── Given data ──

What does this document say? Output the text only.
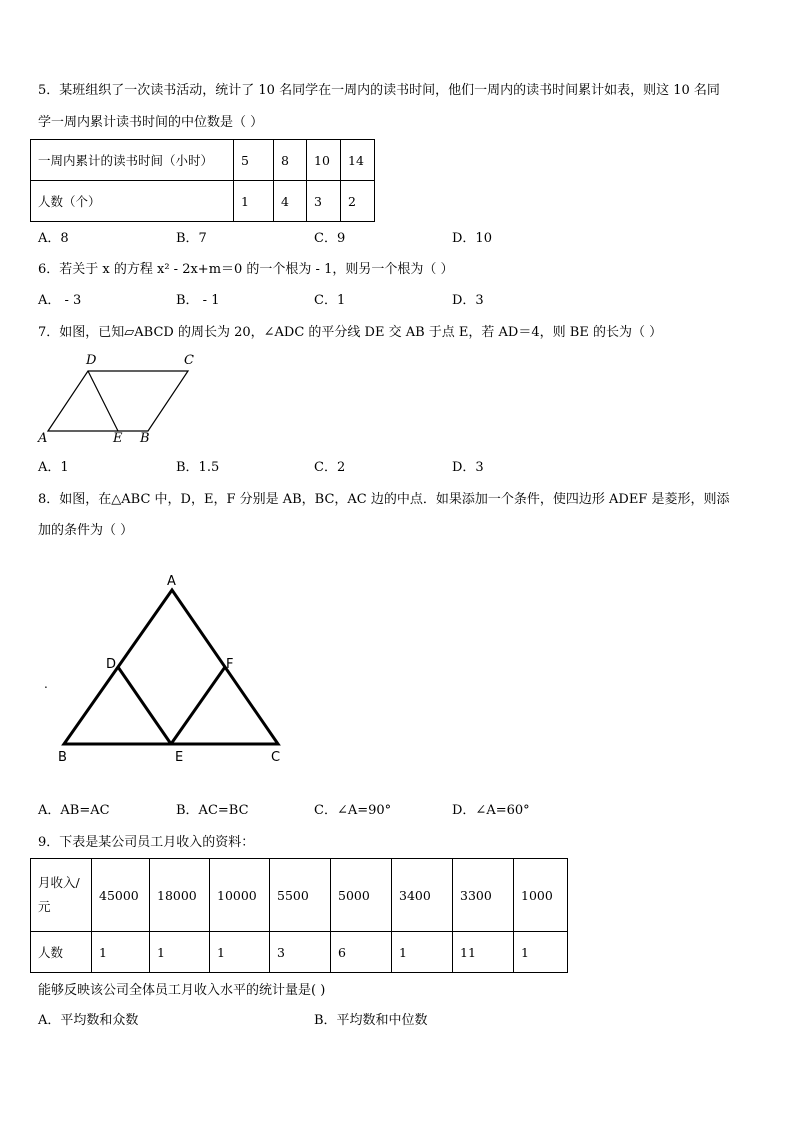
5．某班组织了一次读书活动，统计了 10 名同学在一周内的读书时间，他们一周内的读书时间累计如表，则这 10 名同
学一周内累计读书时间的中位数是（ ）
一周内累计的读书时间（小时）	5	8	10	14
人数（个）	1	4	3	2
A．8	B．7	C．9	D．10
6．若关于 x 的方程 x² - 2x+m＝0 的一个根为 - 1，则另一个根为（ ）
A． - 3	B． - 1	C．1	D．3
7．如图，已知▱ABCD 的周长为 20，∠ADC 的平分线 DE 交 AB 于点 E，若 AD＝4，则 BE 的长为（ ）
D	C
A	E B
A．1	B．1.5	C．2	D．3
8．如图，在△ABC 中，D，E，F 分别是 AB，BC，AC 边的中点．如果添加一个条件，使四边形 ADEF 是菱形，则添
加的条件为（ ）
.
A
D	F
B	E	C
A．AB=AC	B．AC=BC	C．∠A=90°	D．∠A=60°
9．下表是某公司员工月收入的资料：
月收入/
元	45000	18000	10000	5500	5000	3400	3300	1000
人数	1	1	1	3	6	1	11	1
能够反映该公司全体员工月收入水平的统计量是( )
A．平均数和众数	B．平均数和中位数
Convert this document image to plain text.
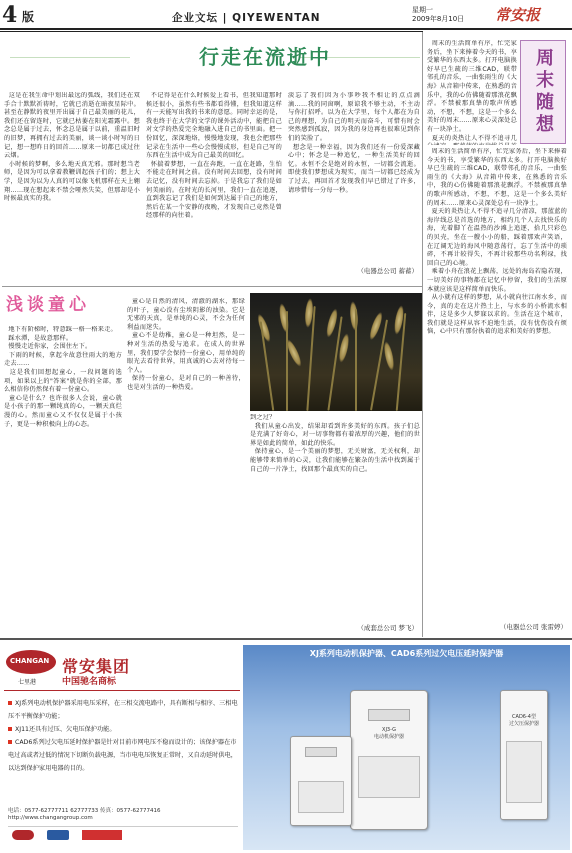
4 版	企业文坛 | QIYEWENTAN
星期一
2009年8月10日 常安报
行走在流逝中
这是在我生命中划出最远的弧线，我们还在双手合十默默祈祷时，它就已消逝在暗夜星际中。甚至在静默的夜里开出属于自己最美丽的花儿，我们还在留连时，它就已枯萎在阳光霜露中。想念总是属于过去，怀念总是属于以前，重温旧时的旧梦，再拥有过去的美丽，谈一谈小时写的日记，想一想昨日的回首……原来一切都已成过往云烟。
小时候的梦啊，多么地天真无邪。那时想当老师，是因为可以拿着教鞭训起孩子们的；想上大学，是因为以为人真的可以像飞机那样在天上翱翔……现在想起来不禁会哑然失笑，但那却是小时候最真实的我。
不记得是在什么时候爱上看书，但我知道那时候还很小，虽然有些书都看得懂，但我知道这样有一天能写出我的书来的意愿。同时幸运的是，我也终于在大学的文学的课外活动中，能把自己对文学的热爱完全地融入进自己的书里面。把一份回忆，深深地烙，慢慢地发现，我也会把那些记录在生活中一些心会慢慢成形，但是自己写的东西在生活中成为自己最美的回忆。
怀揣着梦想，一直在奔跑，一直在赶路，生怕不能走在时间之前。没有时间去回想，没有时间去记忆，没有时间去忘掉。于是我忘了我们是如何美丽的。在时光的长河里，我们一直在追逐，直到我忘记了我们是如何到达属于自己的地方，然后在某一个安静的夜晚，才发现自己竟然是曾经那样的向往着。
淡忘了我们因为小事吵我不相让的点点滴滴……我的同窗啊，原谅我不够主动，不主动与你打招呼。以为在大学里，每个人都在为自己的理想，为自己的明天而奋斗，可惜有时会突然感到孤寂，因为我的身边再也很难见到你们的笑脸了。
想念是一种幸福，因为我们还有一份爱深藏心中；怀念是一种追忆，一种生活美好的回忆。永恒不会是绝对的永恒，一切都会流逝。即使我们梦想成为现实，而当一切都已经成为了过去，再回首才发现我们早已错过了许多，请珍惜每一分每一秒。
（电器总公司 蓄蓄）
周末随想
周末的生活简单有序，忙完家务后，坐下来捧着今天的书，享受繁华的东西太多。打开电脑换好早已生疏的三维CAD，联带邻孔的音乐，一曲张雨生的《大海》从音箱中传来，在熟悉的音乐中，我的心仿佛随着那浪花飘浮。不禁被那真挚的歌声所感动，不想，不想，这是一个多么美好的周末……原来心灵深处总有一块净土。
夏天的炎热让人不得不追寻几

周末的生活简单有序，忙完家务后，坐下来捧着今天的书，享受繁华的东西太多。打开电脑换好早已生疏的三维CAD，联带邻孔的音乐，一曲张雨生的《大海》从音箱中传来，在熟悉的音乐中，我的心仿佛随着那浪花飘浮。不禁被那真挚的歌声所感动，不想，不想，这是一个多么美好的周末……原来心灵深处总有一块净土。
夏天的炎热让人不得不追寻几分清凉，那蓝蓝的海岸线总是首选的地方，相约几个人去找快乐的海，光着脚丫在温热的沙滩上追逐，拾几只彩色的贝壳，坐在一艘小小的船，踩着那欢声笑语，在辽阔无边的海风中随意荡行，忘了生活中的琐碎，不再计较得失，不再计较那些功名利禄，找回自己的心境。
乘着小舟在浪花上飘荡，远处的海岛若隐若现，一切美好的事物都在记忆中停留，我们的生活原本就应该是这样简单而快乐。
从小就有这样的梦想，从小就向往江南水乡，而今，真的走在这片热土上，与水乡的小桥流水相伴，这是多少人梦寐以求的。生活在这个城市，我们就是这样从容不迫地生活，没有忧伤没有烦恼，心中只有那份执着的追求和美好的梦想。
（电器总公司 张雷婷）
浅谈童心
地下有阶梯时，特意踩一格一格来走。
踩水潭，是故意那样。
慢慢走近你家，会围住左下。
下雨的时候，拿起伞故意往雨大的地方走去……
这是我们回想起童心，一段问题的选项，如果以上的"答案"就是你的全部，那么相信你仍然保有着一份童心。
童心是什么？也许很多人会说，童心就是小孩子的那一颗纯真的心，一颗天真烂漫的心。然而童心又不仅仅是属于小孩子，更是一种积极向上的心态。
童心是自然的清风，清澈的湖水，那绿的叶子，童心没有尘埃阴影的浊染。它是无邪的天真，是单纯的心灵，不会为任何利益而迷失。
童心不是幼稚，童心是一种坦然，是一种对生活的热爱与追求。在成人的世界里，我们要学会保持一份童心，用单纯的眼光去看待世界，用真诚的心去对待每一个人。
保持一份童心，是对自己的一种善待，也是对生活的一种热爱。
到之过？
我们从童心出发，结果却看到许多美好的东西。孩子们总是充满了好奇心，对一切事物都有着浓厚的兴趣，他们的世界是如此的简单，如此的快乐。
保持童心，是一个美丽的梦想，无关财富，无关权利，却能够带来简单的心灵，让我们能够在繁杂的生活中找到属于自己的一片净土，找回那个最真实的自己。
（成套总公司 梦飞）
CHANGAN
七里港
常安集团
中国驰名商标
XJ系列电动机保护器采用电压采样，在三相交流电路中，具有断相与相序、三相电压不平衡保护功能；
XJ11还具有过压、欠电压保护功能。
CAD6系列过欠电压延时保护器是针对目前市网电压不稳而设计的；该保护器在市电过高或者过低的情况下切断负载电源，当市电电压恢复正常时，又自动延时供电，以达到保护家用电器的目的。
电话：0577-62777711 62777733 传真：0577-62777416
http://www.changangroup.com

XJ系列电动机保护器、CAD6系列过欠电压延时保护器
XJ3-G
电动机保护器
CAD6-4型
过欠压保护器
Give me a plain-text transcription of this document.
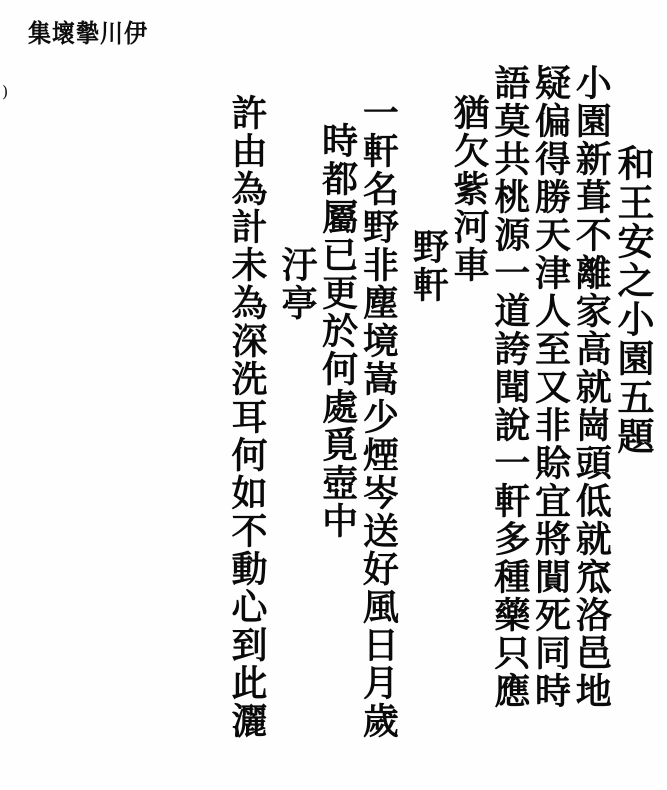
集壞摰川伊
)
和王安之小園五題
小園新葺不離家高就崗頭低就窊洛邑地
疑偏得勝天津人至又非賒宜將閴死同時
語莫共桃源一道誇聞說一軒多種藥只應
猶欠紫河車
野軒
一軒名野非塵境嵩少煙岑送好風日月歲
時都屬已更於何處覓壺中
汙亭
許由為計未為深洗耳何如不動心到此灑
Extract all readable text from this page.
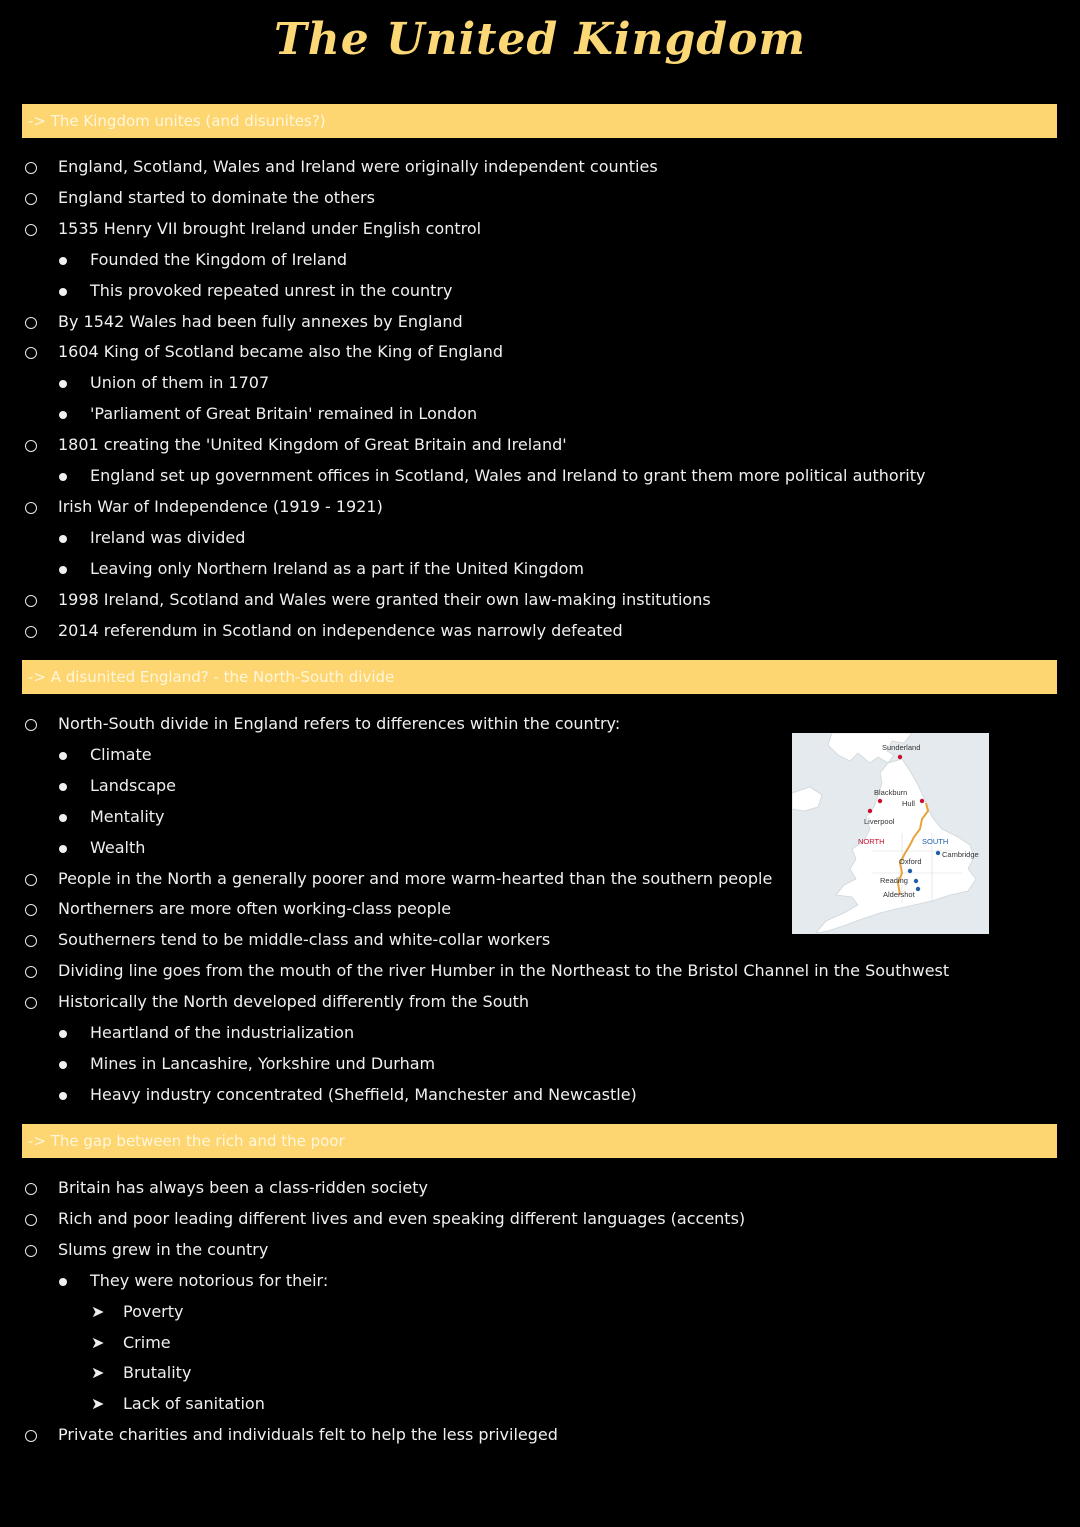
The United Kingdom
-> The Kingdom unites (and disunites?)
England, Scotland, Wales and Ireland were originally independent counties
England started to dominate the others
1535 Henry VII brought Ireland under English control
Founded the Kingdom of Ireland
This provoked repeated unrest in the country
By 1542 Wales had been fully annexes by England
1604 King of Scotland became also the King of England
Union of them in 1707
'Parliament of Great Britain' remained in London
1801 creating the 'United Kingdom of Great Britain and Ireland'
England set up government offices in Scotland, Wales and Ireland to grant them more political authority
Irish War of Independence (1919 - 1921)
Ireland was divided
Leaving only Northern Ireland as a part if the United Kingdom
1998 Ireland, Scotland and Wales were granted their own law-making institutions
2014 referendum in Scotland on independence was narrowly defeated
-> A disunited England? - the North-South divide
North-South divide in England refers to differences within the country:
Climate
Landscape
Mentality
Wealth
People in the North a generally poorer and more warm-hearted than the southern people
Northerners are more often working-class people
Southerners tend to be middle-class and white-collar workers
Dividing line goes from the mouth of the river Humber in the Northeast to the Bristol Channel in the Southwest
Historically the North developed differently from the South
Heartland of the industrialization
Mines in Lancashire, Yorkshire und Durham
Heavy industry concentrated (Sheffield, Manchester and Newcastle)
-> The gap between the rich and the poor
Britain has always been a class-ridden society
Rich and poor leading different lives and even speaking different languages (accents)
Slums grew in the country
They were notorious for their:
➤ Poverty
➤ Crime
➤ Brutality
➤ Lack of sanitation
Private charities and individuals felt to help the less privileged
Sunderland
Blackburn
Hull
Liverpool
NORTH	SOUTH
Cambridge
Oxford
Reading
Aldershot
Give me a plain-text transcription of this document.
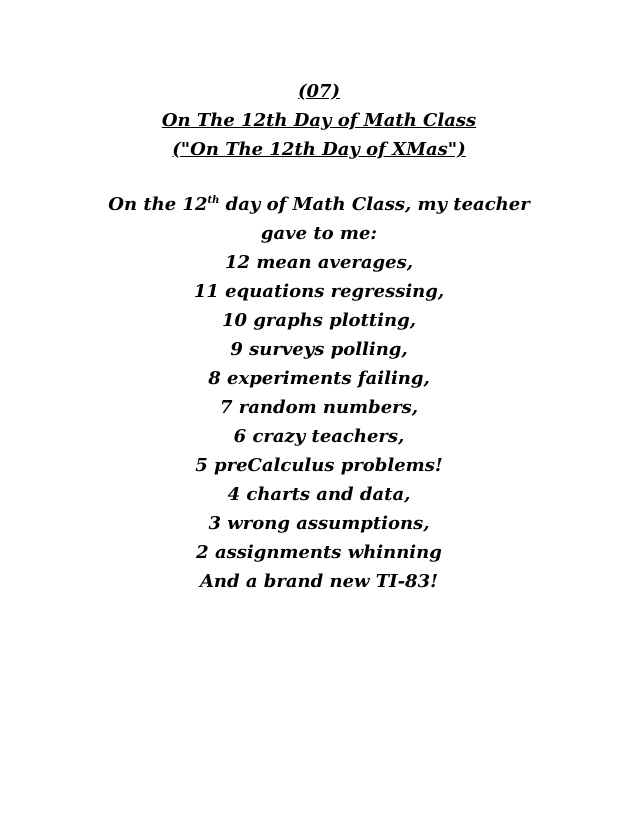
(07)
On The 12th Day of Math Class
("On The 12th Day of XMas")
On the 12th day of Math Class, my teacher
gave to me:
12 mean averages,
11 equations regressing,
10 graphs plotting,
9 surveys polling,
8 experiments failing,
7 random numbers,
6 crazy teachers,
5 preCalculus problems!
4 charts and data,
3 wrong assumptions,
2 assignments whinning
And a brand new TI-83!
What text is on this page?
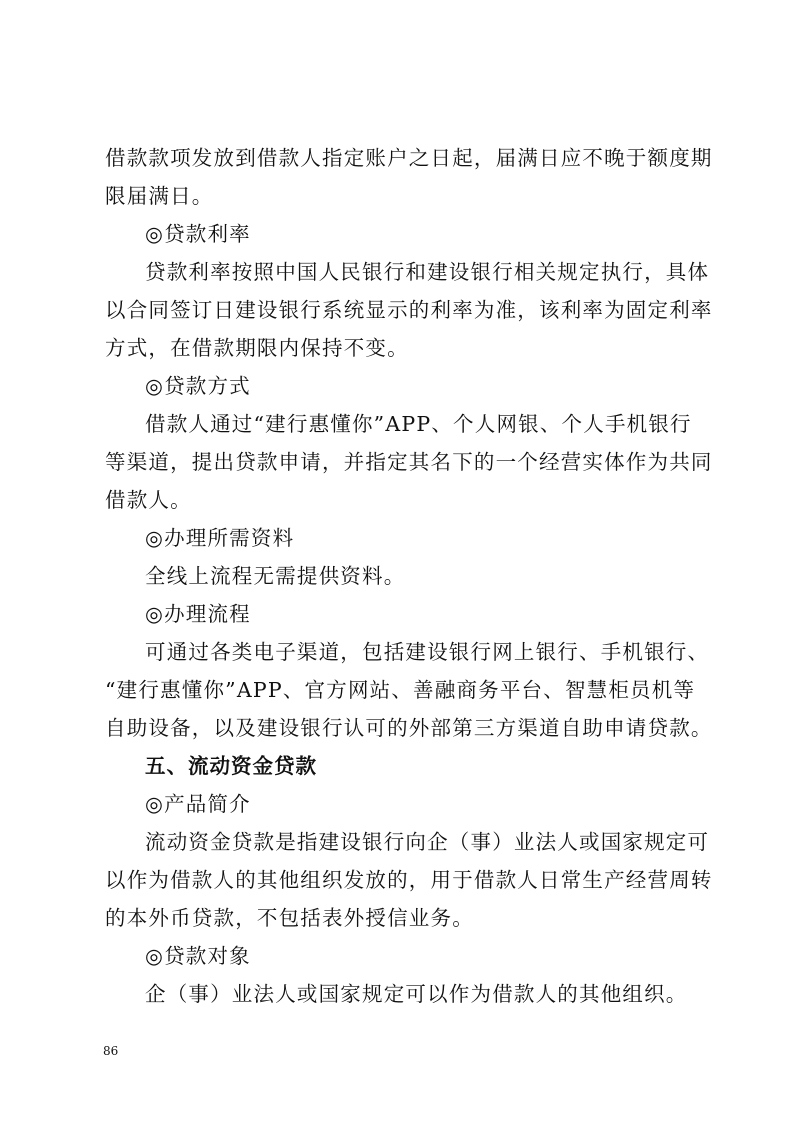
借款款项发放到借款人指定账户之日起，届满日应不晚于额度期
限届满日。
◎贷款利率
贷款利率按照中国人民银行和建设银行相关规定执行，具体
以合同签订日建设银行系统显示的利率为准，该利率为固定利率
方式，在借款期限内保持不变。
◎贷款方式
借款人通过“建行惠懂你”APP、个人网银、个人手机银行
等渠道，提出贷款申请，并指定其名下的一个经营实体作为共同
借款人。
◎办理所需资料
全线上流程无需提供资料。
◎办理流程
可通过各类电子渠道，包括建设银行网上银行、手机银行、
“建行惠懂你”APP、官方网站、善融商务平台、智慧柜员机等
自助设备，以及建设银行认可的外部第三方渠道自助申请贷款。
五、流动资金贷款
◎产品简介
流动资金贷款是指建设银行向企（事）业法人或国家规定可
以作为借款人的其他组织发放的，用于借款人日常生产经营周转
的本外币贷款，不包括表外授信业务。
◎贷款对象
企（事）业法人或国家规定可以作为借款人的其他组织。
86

───

- _Task description_: Only lines with the string "England" belong in your answer; copy each one.

- _Exercise solution_:
England, Scotland, Wales and Ireland were originally independent counties
England started to dominate the others
By 1542 Wales had been fully annexes by England
1604 King of Scotland became also the King of England
England set up government offices in Scotland, Wales and Ireland to grant them more political authority
-> A disunited England? - the North-South divide
North-South divide in England refers to differences within the country:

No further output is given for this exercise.